Exercise details:
Report only the number of lines that hold the word "this".

Entries from a dataset
▽

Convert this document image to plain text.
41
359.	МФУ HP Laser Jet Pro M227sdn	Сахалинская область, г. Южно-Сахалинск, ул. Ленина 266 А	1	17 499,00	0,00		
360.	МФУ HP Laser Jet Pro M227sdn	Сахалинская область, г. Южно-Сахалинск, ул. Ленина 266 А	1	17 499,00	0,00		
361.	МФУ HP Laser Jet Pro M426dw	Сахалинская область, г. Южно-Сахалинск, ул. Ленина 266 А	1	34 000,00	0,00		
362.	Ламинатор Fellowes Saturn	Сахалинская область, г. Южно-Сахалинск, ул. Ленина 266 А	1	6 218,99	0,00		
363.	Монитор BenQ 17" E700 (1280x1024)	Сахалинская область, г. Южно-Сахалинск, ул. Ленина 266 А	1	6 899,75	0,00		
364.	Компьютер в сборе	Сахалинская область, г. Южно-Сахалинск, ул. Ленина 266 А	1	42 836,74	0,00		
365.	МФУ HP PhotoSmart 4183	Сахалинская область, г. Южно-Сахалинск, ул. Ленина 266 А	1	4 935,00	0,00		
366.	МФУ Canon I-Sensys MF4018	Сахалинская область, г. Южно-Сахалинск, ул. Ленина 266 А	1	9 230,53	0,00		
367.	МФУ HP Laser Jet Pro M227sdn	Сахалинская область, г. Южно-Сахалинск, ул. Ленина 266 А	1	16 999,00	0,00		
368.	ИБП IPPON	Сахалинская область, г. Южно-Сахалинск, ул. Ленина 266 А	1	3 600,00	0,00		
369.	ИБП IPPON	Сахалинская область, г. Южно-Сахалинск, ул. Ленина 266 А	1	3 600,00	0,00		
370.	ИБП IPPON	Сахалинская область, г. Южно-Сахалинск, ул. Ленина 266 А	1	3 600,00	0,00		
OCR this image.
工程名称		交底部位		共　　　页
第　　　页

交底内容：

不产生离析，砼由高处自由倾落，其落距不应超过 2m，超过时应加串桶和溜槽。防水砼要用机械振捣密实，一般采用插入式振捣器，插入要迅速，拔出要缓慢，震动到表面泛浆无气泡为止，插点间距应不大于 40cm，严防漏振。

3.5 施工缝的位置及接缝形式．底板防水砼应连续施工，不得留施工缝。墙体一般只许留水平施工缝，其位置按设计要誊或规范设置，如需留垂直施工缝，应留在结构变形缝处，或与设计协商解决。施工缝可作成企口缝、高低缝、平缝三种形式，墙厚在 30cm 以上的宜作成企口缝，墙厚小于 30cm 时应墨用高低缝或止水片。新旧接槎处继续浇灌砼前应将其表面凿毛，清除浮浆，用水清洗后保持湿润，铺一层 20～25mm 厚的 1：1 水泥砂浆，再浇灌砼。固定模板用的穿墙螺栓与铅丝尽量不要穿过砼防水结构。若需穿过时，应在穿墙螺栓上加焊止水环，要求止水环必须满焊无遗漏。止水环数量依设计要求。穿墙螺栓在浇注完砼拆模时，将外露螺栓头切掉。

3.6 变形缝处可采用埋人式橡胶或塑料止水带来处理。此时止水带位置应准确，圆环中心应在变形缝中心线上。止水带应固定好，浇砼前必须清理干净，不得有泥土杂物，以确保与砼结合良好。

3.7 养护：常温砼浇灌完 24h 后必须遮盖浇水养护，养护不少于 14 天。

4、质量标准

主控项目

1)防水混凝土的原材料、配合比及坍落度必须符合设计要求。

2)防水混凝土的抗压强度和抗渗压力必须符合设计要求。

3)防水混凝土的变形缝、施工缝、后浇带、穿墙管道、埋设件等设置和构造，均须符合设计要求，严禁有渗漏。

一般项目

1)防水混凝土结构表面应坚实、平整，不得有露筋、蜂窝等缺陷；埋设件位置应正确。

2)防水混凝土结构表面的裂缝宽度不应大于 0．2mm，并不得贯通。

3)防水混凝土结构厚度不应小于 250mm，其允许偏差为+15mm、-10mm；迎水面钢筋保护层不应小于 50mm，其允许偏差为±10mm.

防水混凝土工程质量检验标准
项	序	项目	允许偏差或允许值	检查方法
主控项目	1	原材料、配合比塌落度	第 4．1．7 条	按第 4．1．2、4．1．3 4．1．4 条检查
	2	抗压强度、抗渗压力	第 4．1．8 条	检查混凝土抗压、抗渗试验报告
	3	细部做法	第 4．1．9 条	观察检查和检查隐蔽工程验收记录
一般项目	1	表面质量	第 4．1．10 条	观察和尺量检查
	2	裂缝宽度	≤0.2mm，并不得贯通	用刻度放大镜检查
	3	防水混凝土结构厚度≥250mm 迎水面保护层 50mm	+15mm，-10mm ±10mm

△

Complete output:
2